(Dataset excerpt)
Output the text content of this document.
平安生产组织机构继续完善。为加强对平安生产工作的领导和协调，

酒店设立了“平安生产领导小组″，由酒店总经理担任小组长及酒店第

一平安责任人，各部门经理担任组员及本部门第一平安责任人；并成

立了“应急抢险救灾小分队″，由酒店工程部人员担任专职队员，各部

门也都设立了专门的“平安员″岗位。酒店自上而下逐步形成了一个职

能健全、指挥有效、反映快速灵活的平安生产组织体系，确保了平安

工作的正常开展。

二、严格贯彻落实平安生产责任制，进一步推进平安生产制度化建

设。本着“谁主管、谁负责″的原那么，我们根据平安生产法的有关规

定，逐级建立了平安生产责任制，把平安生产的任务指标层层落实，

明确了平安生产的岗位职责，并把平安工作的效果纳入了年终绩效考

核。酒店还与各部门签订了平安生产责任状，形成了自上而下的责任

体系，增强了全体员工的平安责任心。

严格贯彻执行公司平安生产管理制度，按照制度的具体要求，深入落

§ **Aim**
Transcribe the records above exactly as they appear.

§ **Reply to the task**
Output the text content of this document.
平安生产组织机构继续完善。为加强对平安生产工作的领导和协调，

酒店设立了“平安生产领导小组″，由酒店总经理担任小组长及酒店第

一平安责任人，各部门经理担任组员及本部门第一平安责任人；并成

立了“应急抢险救灾小分队″，由酒店工程部人员担任专职队员，各部

门也都设立了专门的“平安员″岗位。酒店自上而下逐步形成了一个职

能健全、指挥有效、反映快速灵活的平安生产组织体系，确保了平安

工作的正常开展。

二、严格贯彻落实平安生产责任制，进一步推进平安生产制度化建

设。本着“谁主管、谁负责″的原那么，我们根据平安生产法的有关规

定，逐级建立了平安生产责任制，把平安生产的任务指标层层落实，

明确了平安生产的岗位职责，并把平安工作的效果纳入了年终绩效考

核。酒店还与各部门签订了平安生产责任状，形成了自上而下的责任

体系，增强了全体员工的平安责任心。

严格贯彻执行公司平安生产管理制度，按照制度的具体要求，深入落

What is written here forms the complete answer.